[Stated goal A] Which actors are named in the "Starring" line of the Network review?
[Stated goal B] Can you carry the review of the film Network further from its final sentence?

[Passage]
Starring Faye Dunaway, William Holden, Peter Finch, Robert Duvall, Ned Beatty
Directed by Sidney Lumet
Written by Paddy Chayefsky
When news anchor Howard Beale (Finch) has an on-air meltdown, he gets the axe, only to have the head of the network’s entertainment division, Diana Christensen (Dunaway), re-imagine his newscast as a new kind of variety show. At first, Beale’s best friend and head of news, Max Schumacher (Holden), finds the whole thing atrocious but then falls in love with Christensen and has his own issues with upcoming network exec Frank Hackett (Duvall). Quite simply, one of the most prophetic films of all time. A bona fide classic.
A bunch of white dudes being completely disappointed by having to eat boring salads plus a corded phone being delivered to the lunch table. That’s it. That’s funny enough, people.
Black comedies, as a genre, tend to ride that line between hilarious and scary. Just take a look at nearly any movie in the Coen Brothers oeuvre and you’ll find moments that, given just a slightly different approach, would be more horrifying than hilarious — the wood chipper scene in Fargo comes to mind first. And if the filmmakers don’t play the notes just right, not only will they not be hilarious, they’ll land with resounding thuds without being anything but awkward, at best, tasteless at worst. Fortunately, Chayefsky’s script along with Sidney Lumet’s masterful direction and otherworldly performances from the entire cast make Network sing beautifully.
Actually, Network pulls off that rare feat where you’re laughing because it’s so terrifying. You might even call it a horror film if you happen to be a news junkie. And it’s all because of just how amazingly prescient Paddy Chayefsky was. Not only did he foresee the merging of entertainment with news, but he practically created the template for the rise of Glenn Beck. Arguably one of the best cinematic Nostradamus moments ever for a screenwriter, which makes for a spectacular film, yet such a depressing reality for the rest of us since we’re basically living in its reality. Aside from nailing the dynamics of media conglomerates, it’s remarkable just how little has changed in the world in the 35 years since Network was made. In the film, they talk about gas prices being up 20 percent and wars in the Middle East, yet what makes the headlines? Popular news anchor Howard Beale resigning. Some things never change.
Wasilla is beautiful this time of year.

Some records

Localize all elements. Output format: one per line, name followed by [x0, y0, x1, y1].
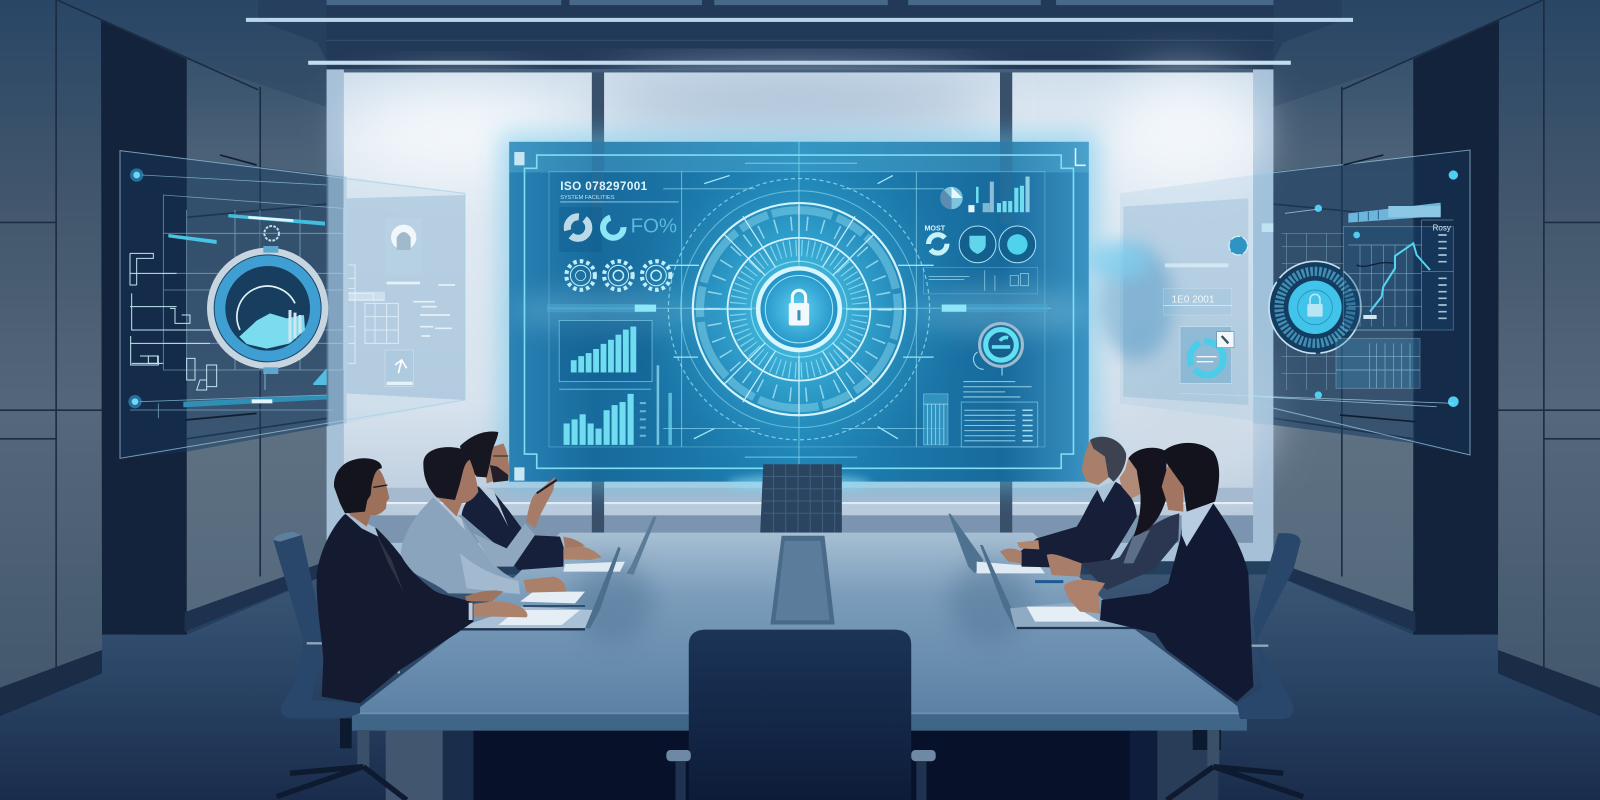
ring icon lower right — [973, 323, 1022, 376]
right chair — [1167, 533, 1303, 800]
main security dashboard screen — [500, 133, 1098, 491]
globe node — [1229, 236, 1248, 255]
donut card — [1180, 327, 1234, 383]
left chair — [273, 532, 407, 800]
top right chart — [940, 177, 1030, 212]
right team seated at table — [948, 437, 1303, 800]
screen frame — [524, 155, 1073, 468]
foreground centre chair — [666, 630, 936, 800]
donut metrics — [559, 207, 677, 252]
laptops and keyboards — [453, 517, 657, 629]
seated person 6 — [1063, 443, 1253, 702]
left team seated at table — [273, 431, 657, 800]
ISO heading: ISO 078297001 — [560, 180, 648, 193]
data card — [1163, 263, 1232, 315]
avatar card — [385, 218, 422, 284]
trend chart: Rosy — [1433, 224, 1451, 233]
right status bar — [941, 304, 1048, 312]
conference table — [352, 533, 1247, 731]
right block diagrams — [348, 265, 455, 387]
lock gauge — [1269, 261, 1361, 353]
right laptops and keyboards — [948, 513, 1135, 629]
top bar segments — [1348, 203, 1441, 223]
lower grid chart — [1336, 338, 1420, 388]
right holographic panel — [1090, 150, 1470, 455]
floor — [0, 574, 1600, 800]
status bars — [168, 214, 328, 407]
gauge circle — [210, 246, 325, 374]
ISO heading — [560, 180, 679, 202]
report lines and table — [961, 382, 1038, 447]
left status bar — [547, 304, 656, 312]
padlock — [758, 268, 840, 350]
ceiling light strips — [246, 18, 1353, 65]
seated person 2 — [399, 447, 566, 594]
MOST icons row: MOST — [924, 225, 946, 233]
mini column table — [923, 394, 948, 445]
right wall — [1273, 0, 1600, 716]
back centre chair — [760, 464, 842, 533]
MOST icons row — [924, 225, 1036, 263]
left wall — [0, 0, 327, 716]
schematic lines — [130, 253, 217, 390]
central lock dial — [668, 176, 934, 440]
left holographic panel — [120, 151, 465, 458]
glowing nodes — [1315, 170, 1459, 407]
under-table shadow and legs — [386, 731, 1218, 800]
trend chart — [1343, 220, 1453, 330]
seated person 1 — [317, 458, 527, 703]
seated person 4 — [1000, 437, 1137, 567]
seated person 5 — [1047, 448, 1179, 590]
bar chart lower — [559, 365, 672, 445]
right grid lines — [1282, 233, 1420, 390]
seated person 3 — [460, 431, 602, 570]
window — [327, 69, 1273, 561]
data card: 1E0 2001 — [1172, 295, 1215, 306]
bar chart upper — [559, 320, 652, 382]
right mid notes — [923, 267, 1038, 294]
ISO heading: SYSTEM FACILITIES — [560, 195, 615, 201]
glowing nodes — [130, 168, 143, 182]
gear icons — [566, 261, 670, 290]
donut metrics: FO% — [631, 216, 677, 238]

[Written response A] Faye Dunaway, William Holden, Peter Finch, Robert Duvall, Ned Beatty

[Written response B]
A perfect storm of talent, Network just works on every possible level. Chayefsky was trained as a playwright and his love for the monologue shines here, his juicy word choices crafting lines that any actor would kill to read. Usually that sort of dialogue doesn’t make for scenes that are very cinematic, but Lumet’s taut direction keeps it all in check, using the camera to keep that filmic feel. There are moments that come off like we’re watching performers on the stage, but they’re few and far between and we just don’t mind because the dialogue is so razor sharp and hilarious that we want more.
Chayefsky couldn’t write a throwaway line if he’d wanted to, using five-dollar words when a nickel phrase would do — and he not only gets away with it, but he makes it fresh and new when he does. There are plenty of fantastic moments that must’ve had actors drooling when they read the script – Beale’s “I’m mad as hell” scene, Arthur Jensen’s (Beatty) oration to Beale, of course – but, one that I found incredible was when lovers Schumacher and Christensen have their final row and she calls him a terrible lay, instead of saying it like that, of course, Chayefsky gives them this glorious phrase that I encourage people to use way more often in common parlance: impugn one’s cocksmanship. As a verb, impugn on it’s own is vastly underused; used in that phrase, though, it’s on a whole new level.
The Bible in scroll form was required in all of the offices at Fox News.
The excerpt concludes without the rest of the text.